[Begin Available data]

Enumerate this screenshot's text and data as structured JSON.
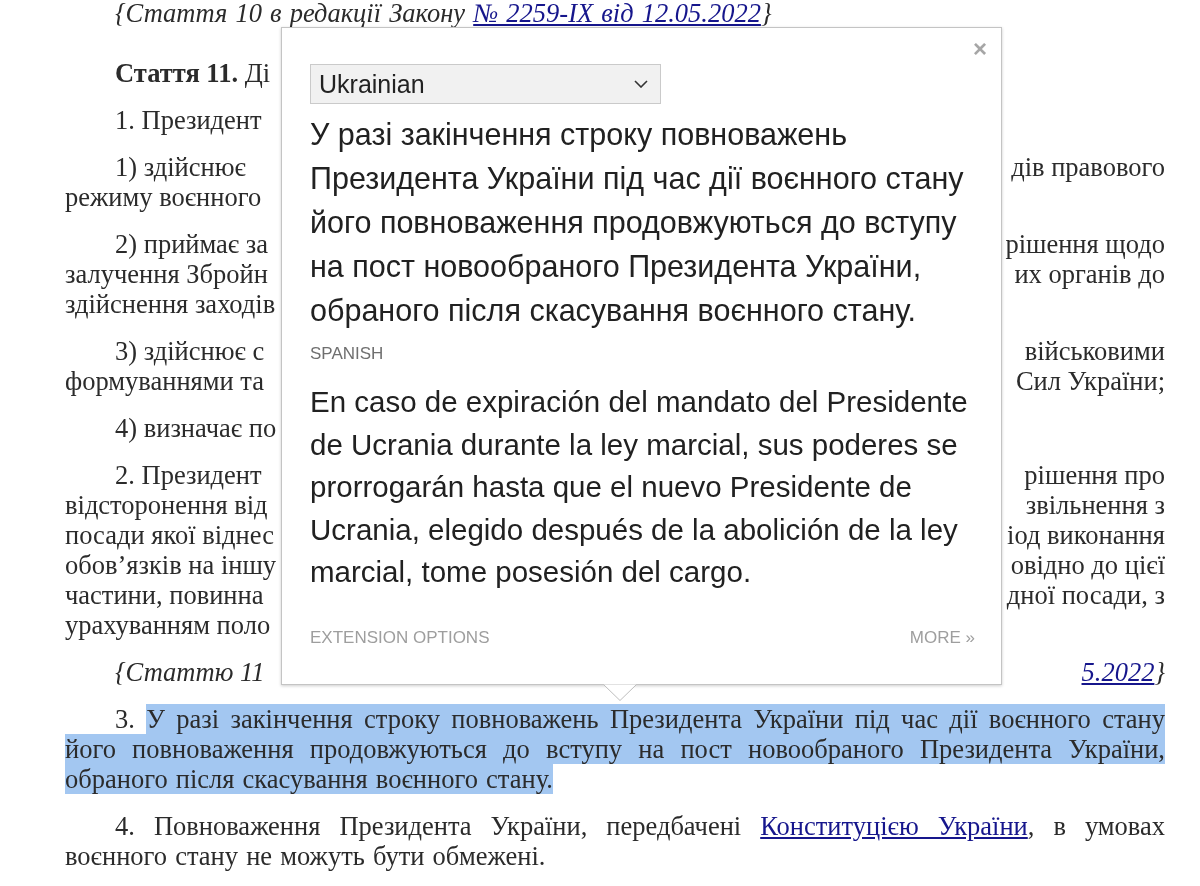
{
  "document": {
    "paragraphs": [
      {
        "kind": "note",
        "parts": [
          {
            "kind": "plain",
            "text": "{Стаття 10 в редакції Закону "
          },
          {
            "kind": "link",
            "text": "№ 2259-IX від 12.05.2022"
          },
          {
            "kind": "plain",
            "text": "}"
          }
        ]
      },
      {
        "kind": "heading",
        "lines": [
          {
            "left": [
              {
                "kind": "plain",
                "text": "**Стаття 11.** Ді"
              }
            ]
          }
        ]
      },
      {
        "kind": "item",
        "lines": [
          {
            "left": [
              {
                "kind": "plain",
                "text": "1. Президент"
              }
            ]
          }
        ]
      },
      {
        "kind": "item",
        "lines": [
          {
            "left": [
              {
                "kind": "plain",
                "text": "1) здійснює"
              }
            ],
            "right": [
              {
                "kind": "plain",
                "text": "дів правового"
              }
            ]
          },
          {
            "left": [
              {
                "kind": "plain",
                "text": "режиму воєнного"
              }
            ]
          }
        ]
      },
      {
        "kind": "item",
        "lines": [
          {
            "left": [
              {
                "kind": "plain",
                "text": "2) приймає за"
              }
            ],
            "right": [
              {
                "kind": "plain",
                "text": "рішення щодо"
              }
            ]
          },
          {
            "left": [
              {
                "kind": "plain",
                "text": "залучення Збройн"
              }
            ],
            "right": [
              {
                "kind": "plain",
                "text": "их органів до"
              }
            ]
          },
          {
            "left": [
              {
                "kind": "plain",
                "text": "здійснення заходів"
              }
            ]
          }
        ]
      },
      {
        "kind": "item",
        "lines": [
          {
            "left": [
              {
                "kind": "plain",
                "text": "3) здійснює с"
              }
            ],
            "right": [
              {
                "kind": "plain",
                "text": "військовими"
              }
            ]
          },
          {
            "left": [
              {
                "kind": "plain",
                "text": "формуваннями та"
              }
            ],
            "right": [
              {
                "kind": "plain",
                "text": "Сил України;"
              }
            ]
          }
        ]
      },
      {
        "kind": "item",
        "lines": [
          {
            "left": [
              {
                "kind": "plain",
                "text": "4) визначає по"
              }
            ]
          }
        ]
      },
      {
        "kind": "item",
        "lines": [
          {
            "left": [
              {
                "kind": "plain",
                "text": "2. Президент"
              }
            ],
            "right": [
              {
                "kind": "plain",
                "text": "рішення про"
              }
            ]
          },
          {
            "left": [
              {
                "kind": "plain",
                "text": "відсторонення від"
              }
            ],
            "right": [
              {
                "kind": "plain",
                "text": "звільнення з"
              }
            ]
          },
          {
            "left": [
              {
                "kind": "plain",
                "text": "посади якої віднес"
              }
            ],
            "right": [
              {
                "kind": "plain",
                "text": "іод виконання"
              }
            ]
          },
          {
            "left": [
              {
                "kind": "plain",
                "text": "обов’язків на іншу"
              }
            ],
            "right": [
              {
                "kind": "plain",
                "text": "овідно до цієї"
              }
            ]
          },
          {
            "left": [
              {
                "kind": "plain",
                "text": "частини, повинна"
              }
            ],
            "right": [
              {
                "kind": "plain",
                "text": "дної посади, з"
              }
            ]
          },
          {
            "left": [
              {
                "kind": "plain",
                "text": "урахуванням поло"
              }
            ]
          }
        ]
      },
      {
        "kind": "note",
        "lines": [
          {
            "left": [
              {
                "kind": "plain",
                "text": "{Статтю 11"
              }
            ],
            "right": [
              {
                "kind": "link",
                "text": "5.2022"
              },
              {
                "kind": "plain",
                "text": "}"
              }
            ]
          }
        ]
      },
      {
        "kind": "item",
        "parts": [
          {
            "kind": "plain",
            "text": "3. "
          },
          {
            "kind": "selection",
            "text": "У разі закінчення строку повноважень Президента України під час дії воєнного стану його повноваження продовжуються до вступу на пост новообраного Президента України, обраного після скасування воєнного стану."
          }
        ]
      },
      {
        "kind": "item",
        "parts": [
          {
            "kind": "plain",
            "text": "4. Повноваження Президента України, передбачені "
          },
          {
            "kind": "link",
            "text": "Конституцією України"
          },
          {
            "kind": "plain",
            "text": ", в умовах воєнного стану не можуть бути обмежені."
          }
        ]
      }
    ]
  },
  "popup": {
    "close": "×",
    "language_select": {
      "value": "Ukrainian"
    },
    "source_text": "У разі закінчення строку повноважень Президента України під час дії воєнного стану його повноваження продовжуються до вступу на пост новообраного Президента України, обраного після скасування воєнного стану.",
    "target_language": "SPANISH",
    "translation": "En caso de expiración del mandato del Presidente de Ucrania durante la ley marcial, sus poderes se prorrogarán hasta que el nuevo Presidente de Ucrania, elegido después de la abolición de la ley marcial, tome posesión del cargo.",
    "footer": {
      "options": "EXTENSION OPTIONS",
      "more": "MORE »"
    }
  }
}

[End Available data]

▸ Written problem:
Reproduce the material in full, word for word, and omit the pictures.

▸ Finished task:
Enumerate this screenshot's text and data as structured JSON.
{
  "document": {
    "paragraphs": [
      {
        "kind": "note",
        "parts": [
          {
            "kind": "plain",
            "text": "{Стаття 10 в редакції Закону "
          },
          {
            "kind": "link",
            "text": "№ 2259-IX від 12.05.2022"
          },
          {
            "kind": "plain",
            "text": "}"
          }
        ]
      },
      {
        "kind": "heading",
        "lines": [
          {
            "left": [
              {
                "kind": "plain",
                "text": "**Стаття 11.** Ді"
              }
            ]
          }
        ]
      },
      {
        "kind": "item",
        "lines": [
          {
            "left": [
              {
                "kind": "plain",
                "text": "1. Президент"
              }
            ]
          }
        ]
      },
      {
        "kind": "item",
        "lines": [
          {
            "left": [
              {
                "kind": "plain",
                "text": "1) здійснює"
              }
            ],
            "right": [
              {
                "kind": "plain",
                "text": "дів правового"
              }
            ]
          },
          {
            "left": [
              {
                "kind": "plain",
                "text": "режиму воєнного"
              }
            ]
          }
        ]
      },
      {
        "kind": "item",
        "lines": [
          {
            "left": [
              {
                "kind": "plain",
                "text": "2) приймає за"
              }
            ],
            "right": [
              {
                "kind": "plain",
                "text": "рішення щодо"
              }
            ]
          },
          {
            "left": [
              {
                "kind": "plain",
                "text": "залучення Збройн"
              }
            ],
            "right": [
              {
                "kind": "plain",
                "text": "их органів до"
              }
            ]
          },
          {
            "left": [
              {
                "kind": "plain",
                "text": "здійснення заходів"
              }
            ]
          }
        ]
      },
      {
        "kind": "item",
        "lines": [
          {
            "left": [
              {
                "kind": "plain",
                "text": "3) здійснює с"
              }
            ],
            "right": [
              {
                "kind": "plain",
                "text": "військовими"
              }
            ]
          },
          {
            "left": [
              {
                "kind": "plain",
                "text": "формуваннями та"
              }
            ],
            "right": [
              {
                "kind": "plain",
                "text": "Сил України;"
              }
            ]
          }
        ]
      },
      {
        "kind": "item",
        "lines": [
          {
            "left": [
              {
                "kind": "plain",
                "text": "4) визначає по"
              }
            ]
          }
        ]
      },
      {
        "kind": "item",
        "lines": [
          {
            "left": [
              {
                "kind": "plain",
                "text": "2. Президент"
              }
            ],
            "right": [
              {
                "kind": "plain",
                "text": "рішення про"
              }
            ]
          },
          {
            "left": [
              {
                "kind": "plain",
                "text": "відсторонення від"
              }
            ],
            "right": [
              {
                "kind": "plain",
                "text": "звільнення з"
              }
            ]
          },
          {
            "left": [
              {
                "kind": "plain",
                "text": "посади якої віднес"
              }
            ],
            "right": [
              {
                "kind": "plain",
                "text": "іод виконання"
              }
            ]
          },
          {
            "left": [
              {
                "kind": "plain",
                "text": "обов’язків на іншу"
              }
            ],
            "right": [
              {
                "kind": "plain",
                "text": "овідно до цієї"
              }
            ]
          },
          {
            "left": [
              {
                "kind": "plain",
                "text": "частини, повинна"
              }
            ],
            "right": [
              {
                "kind": "plain",
                "text": "дної посади, з"
              }
            ]
          },
          {
            "left": [
              {
                "kind": "plain",
                "text": "урахуванням поло"
              }
            ]
          }
        ]
      },
      {
        "kind": "note",
        "lines": [
          {
            "left": [
              {
                "kind": "plain",
                "text": "{Статтю 11"
              }
            ],
            "right": [
              {
                "kind": "link",
                "text": "5.2022"
              },
              {
                "kind": "plain",
                "text": "}"
              }
            ]
          }
        ]
      },
      {
        "kind": "item",
        "parts": [
          {
            "kind": "plain",
            "text": "3. "
          },
          {
            "kind": "selection",
            "text": "У разі закінчення строку повноважень Президента України під час дії воєнного стану його повноваження продовжуються до вступу на пост новообраного Президента України, обраного після скасування воєнного стану."
          }
        ]
      },
      {
        "kind": "item",
        "parts": [
          {
            "kind": "plain",
            "text": "4. Повноваження Президента України, передбачені "
          },
          {
            "kind": "link",
            "text": "Конституцією України"
          },
          {
            "kind": "plain",
            "text": ", в умовах воєнного стану не можуть бути обмежені."
          }
        ]
      }
    ]
  },
  "popup": {
    "close": "×",
    "language_select": {
      "value": "Ukrainian"
    },
    "source_text": "У разі закінчення строку повноважень Президента України під час дії воєнного стану його повноваження продовжуються до вступу на пост новообраного Президента України, обраного після скасування воєнного стану.",
    "target_language": "SPANISH",
    "translation": "En caso de expiración del mandato del Presidente de Ucrania durante la ley marcial, sus poderes se prorrogarán hasta que el nuevo Presidente de Ucrania, elegido después de la abolición de la ley marcial, tome posesión del cargo.",
    "footer": {
      "options": "EXTENSION OPTIONS",
      "more": "MORE »"
    }
  }
}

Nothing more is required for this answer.